▸ Entries from a visual dataset

>> start

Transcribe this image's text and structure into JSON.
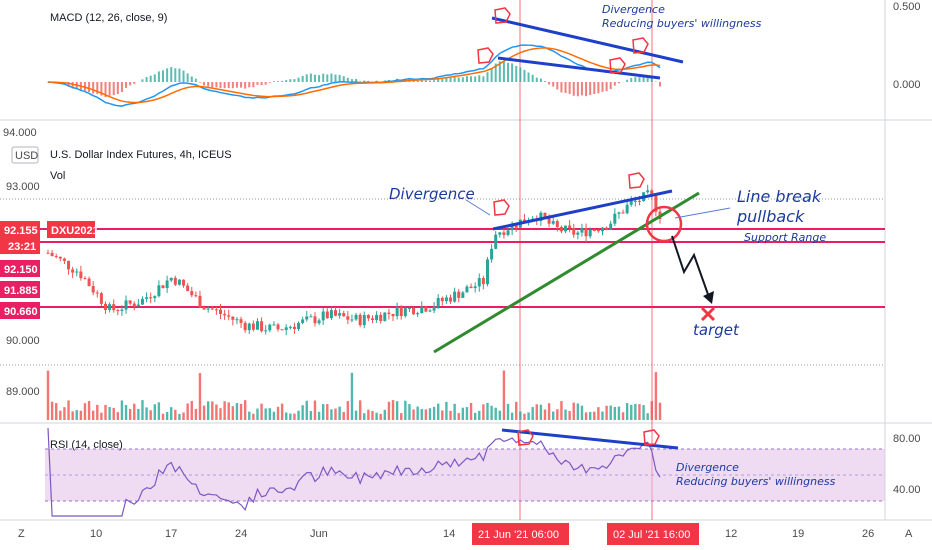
{
  "colors": {
    "up": "#26a69a",
    "down": "#ef5350",
    "macd_line": "#2196f3",
    "signal_line": "#ff6d00",
    "rsi_line": "#7e57c2",
    "rsi_band": "#e1bee7",
    "support_line": "#e91e63",
    "trend_blue": "#1e40c8",
    "trend_green": "#2e8b2e",
    "annotation": "#1b3a9e",
    "marker_red": "#f23645"
  },
  "macd_pane": {
    "title": "MACD (12, 26, close, 9)",
    "ticks": [
      "0.500",
      "0.000"
    ]
  },
  "price_pane": {
    "title": "U.S. Dollar Index Futures, 4h, ICEUS",
    "vol_label": "Vol",
    "currency": "USD",
    "ticks": [
      "94.000",
      "93.000",
      "90.000",
      "89.000"
    ],
    "tags": [
      {
        "label": "92.155",
        "color": "#f23645"
      },
      {
        "label": "23:21",
        "color": "#f23645"
      },
      {
        "label": "92.150",
        "color": "#e91e63"
      },
      {
        "label": "91.885",
        "color": "#e91e63"
      },
      {
        "label": "90.660",
        "color": "#e91e63"
      }
    ],
    "symbol_tag": "DXU2021"
  },
  "rsi_pane": {
    "title": "RSI (14, close)",
    "ticks": [
      "80.00",
      "40.00"
    ]
  },
  "time_axis": {
    "labels": [
      "Z",
      "10",
      "17",
      "24",
      "Jun",
      "14",
      "12",
      "19",
      "26",
      "A"
    ],
    "highlight_1": "21 Jun '21   06:00",
    "highlight_2": "02 Jul '21   16:00"
  },
  "annotations": {
    "macd_divergence": "Divergence",
    "macd_reducing": "Reducing buyers' willingness",
    "price_divergence": "Divergence",
    "line_break": "Line break",
    "pullback": "pullback",
    "support_range": "Support Range",
    "target": "target",
    "rsi_divergence": "Divergence",
    "rsi_reducing": "Reducing buyers' willingness"
  },
  "chart_data": {
    "type": "line",
    "instrument": "U.S. Dollar Index Futures, 4h, ICEUS",
    "ylim": [
      88.5,
      94.0
    ],
    "support_levels": [
      92.15,
      91.885,
      90.66
    ],
    "price_path_approx": [
      {
        "x": "2021-05-05",
        "y": 91.4
      },
      {
        "x": "2021-05-08",
        "y": 91.0
      },
      {
        "x": "2021-05-11",
        "y": 90.2
      },
      {
        "x": "2021-05-14",
        "y": 90.4
      },
      {
        "x": "2021-05-17",
        "y": 90.9
      },
      {
        "x": "2021-05-20",
        "y": 90.3
      },
      {
        "x": "2021-05-24",
        "y": 89.9
      },
      {
        "x": "2021-05-27",
        "y": 89.8
      },
      {
        "x": "2021-06-01",
        "y": 90.1
      },
      {
        "x": "2021-06-04",
        "y": 90.0
      },
      {
        "x": "2021-06-08",
        "y": 90.2
      },
      {
        "x": "2021-06-11",
        "y": 90.3
      },
      {
        "x": "2021-06-14",
        "y": 90.6
      },
      {
        "x": "2021-06-16",
        "y": 90.8
      },
      {
        "x": "2021-06-17",
        "y": 91.8
      },
      {
        "x": "2021-06-21",
        "y": 92.2
      },
      {
        "x": "2021-06-23",
        "y": 91.9
      },
      {
        "x": "2021-06-25",
        "y": 91.8
      },
      {
        "x": "2021-06-28",
        "y": 92.0
      },
      {
        "x": "2021-06-30",
        "y": 92.4
      },
      {
        "x": "2021-07-02",
        "y": 92.6
      },
      {
        "x": "2021-07-03",
        "y": 92.2
      }
    ],
    "rsi_scale": [
      40,
      80
    ],
    "rsi_band": [
      30,
      70
    ]
  }
}
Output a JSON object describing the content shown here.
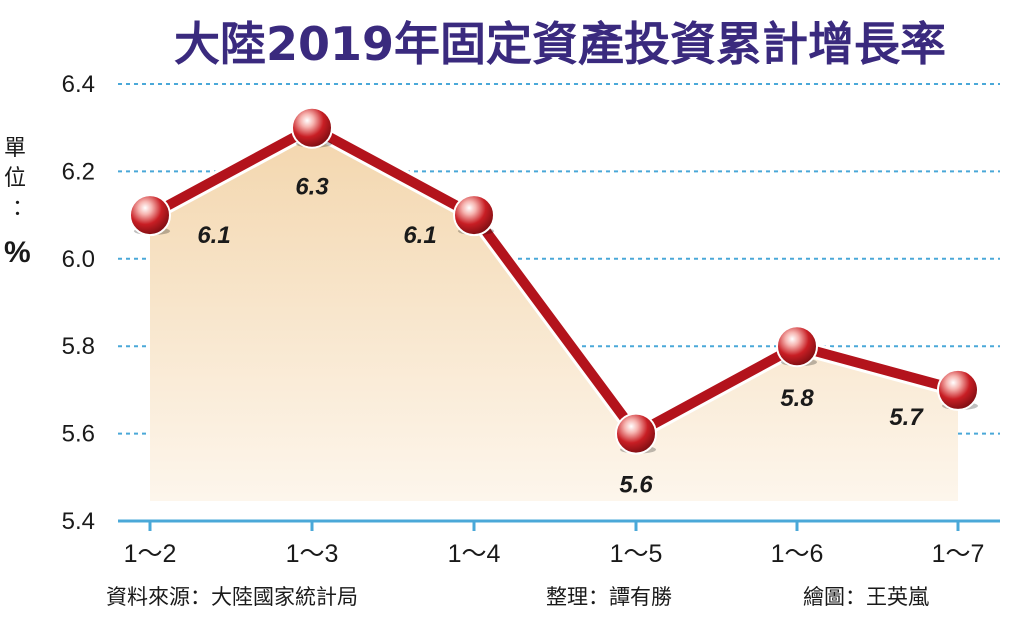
{
  "chart_data": {
    "type": "line",
    "title": "大陸2019年固定資產投資累計增長率",
    "unit_label": "單位：",
    "unit_symbol": "%",
    "categories": [
      "1～2",
      "1～3",
      "1～4",
      "1～5",
      "1～6",
      "1～7"
    ],
    "values": [
      6.1,
      6.3,
      6.1,
      5.6,
      5.8,
      5.7
    ],
    "data_labels": [
      "6.1",
      "6.3",
      "6.1",
      "5.6",
      "5.8",
      "5.7"
    ],
    "ylim": [
      5.4,
      6.4
    ],
    "yticks": [
      5.4,
      5.6,
      5.8,
      6.0,
      6.2,
      6.4
    ],
    "ytick_labels": [
      "5.4",
      "5.6",
      "5.8",
      "6.0",
      "6.2",
      "6.4"
    ],
    "grid": true,
    "colors": {
      "title": "#3a2a7e",
      "line": "#b3131c",
      "marker": "#c81e24",
      "grid": "#4aa8d8",
      "axis": "#4aa8d8",
      "fill_top": "#f3d6ad",
      "fill_bottom": "#fdf6ec"
    }
  },
  "credits": {
    "source": "資料來源：大陸國家統計局",
    "editor": "整理：譚有勝",
    "artist": "繪圖：王英嵐"
  }
}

>> end

Every entry must be transcribed exactly. Pictures do not belong in the copy.

Transcribe this image's text and structure into JSON.
{
  "colors": {
    "up": "#26a69a",
    "down": "#ef5350",
    "macd_line": "#2196f3",
    "signal_line": "#ff6d00",
    "rsi_line": "#7e57c2",
    "rsi_band": "#e1bee7",
    "support_line": "#e91e63",
    "trend_blue": "#1e40c8",
    "trend_green": "#2e8b2e",
    "annotation": "#1b3a9e",
    "marker_red": "#f23645"
  },
  "macd_pane": {
    "title": "MACD (12, 26, close, 9)",
    "ticks": [
      "0.500",
      "0.000"
    ]
  },
  "price_pane": {
    "title": "U.S. Dollar Index Futures, 4h, ICEUS",
    "vol_label": "Vol",
    "currency": "USD",
    "ticks": [
      "94.000",
      "93.000",
      "90.000",
      "89.000"
    ],
    "tags": [
      {
        "label": "92.155",
        "color": "#f23645"
      },
      {
        "label": "23:21",
        "color": "#f23645"
      },
      {
        "label": "92.150",
        "color": "#e91e63"
      },
      {
        "label": "91.885",
        "color": "#e91e63"
      },
      {
        "label": "90.660",
        "color": "#e91e63"
      }
    ],
    "symbol_tag": "DXU2021"
  },
  "rsi_pane": {
    "title": "RSI (14, close)",
    "ticks": [
      "80.00",
      "40.00"
    ]
  },
  "time_axis": {
    "labels": [
      "Z",
      "10",
      "17",
      "24",
      "Jun",
      "14",
      "12",
      "19",
      "26",
      "A"
    ],
    "highlight_1": "21 Jun '21   06:00",
    "highlight_2": "02 Jul '21   16:00"
  },
  "annotations": {
    "macd_divergence": "Divergence",
    "macd_reducing": "Reducing buyers' willingness",
    "price_divergence": "Divergence",
    "line_break": "Line break",
    "pullback": "pullback",
    "support_range": "Support Range",
    "target": "target",
    "rsi_divergence": "Divergence",
    "rsi_reducing": "Reducing buyers' willingness"
  },
  "chart_data": {
    "type": "line",
    "instrument": "U.S. Dollar Index Futures, 4h, ICEUS",
    "ylim": [
      88.5,
      94.0
    ],
    "support_levels": [
      92.15,
      91.885,
      90.66
    ],
    "price_path_approx": [
      {
        "x": "2021-05-05",
        "y": 91.4
      },
      {
        "x": "2021-05-08",
        "y": 91.0
      },
      {
        "x": "2021-05-11",
        "y": 90.2
      },
      {
        "x": "2021-05-14",
        "y": 90.4
      },
      {
        "x": "2021-05-17",
        "y": 90.9
      },
      {
        "x": "2021-05-20",
        "y": 90.3
      },
      {
        "x": "2021-05-24",
        "y": 89.9
      },
      {
        "x": "2021-05-27",
        "y": 89.8
      },
      {
        "x": "2021-06-01",
        "y": 90.1
      },
      {
        "x": "2021-06-04",
        "y": 90.0
      },
      {
        "x": "2021-06-08",
        "y": 90.2
      },
      {
        "x": "2021-06-11",
        "y": 90.3
      },
      {
        "x": "2021-06-14",
        "y": 90.6
      },
      {
        "x": "2021-06-16",
        "y": 90.8
      },
      {
        "x": "2021-06-17",
        "y": 91.8
      },
      {
        "x": "2021-06-21",
        "y": 92.2
      },
      {
        "x": "2021-06-23",
        "y": 91.9
      },
      {
        "x": "2021-06-25",
        "y": 91.8
      },
      {
        "x": "2021-06-28",
        "y": 92.0
      },
      {
        "x": "2021-06-30",
        "y": 92.4
      },
      {
        "x": "2021-07-02",
        "y": 92.6
      },
      {
        "x": "2021-07-03",
        "y": 92.2
      }
    ],
    "rsi_scale": [
      40,
      80
    ],
    "rsi_band": [
      30,
      70
    ]
  }
}
Output a JSON object describing the content shown here.
{
  "chart_data": {
    "type": "line",
    "title": "大陸2019年固定資產投資累計增長率",
    "unit_label": "單位：",
    "unit_symbol": "%",
    "categories": [
      "1～2",
      "1～3",
      "1～4",
      "1～5",
      "1～6",
      "1～7"
    ],
    "values": [
      6.1,
      6.3,
      6.1,
      5.6,
      5.8,
      5.7
    ],
    "data_labels": [
      "6.1",
      "6.3",
      "6.1",
      "5.6",
      "5.8",
      "5.7"
    ],
    "ylim": [
      5.4,
      6.4
    ],
    "yticks": [
      5.4,
      5.6,
      5.8,
      6.0,
      6.2,
      6.4
    ],
    "ytick_labels": [
      "5.4",
      "5.6",
      "5.8",
      "6.0",
      "6.2",
      "6.4"
    ],
    "grid": true,
    "colors": {
      "title": "#3a2a7e",
      "line": "#b3131c",
      "marker": "#c81e24",
      "grid": "#4aa8d8",
      "axis": "#4aa8d8",
      "fill_top": "#f3d6ad",
      "fill_bottom": "#fdf6ec"
    }
  },
  "credits": {
    "source": "資料來源：大陸國家統計局",
    "editor": "整理：譚有勝",
    "artist": "繪圖：王英嵐"
  }
}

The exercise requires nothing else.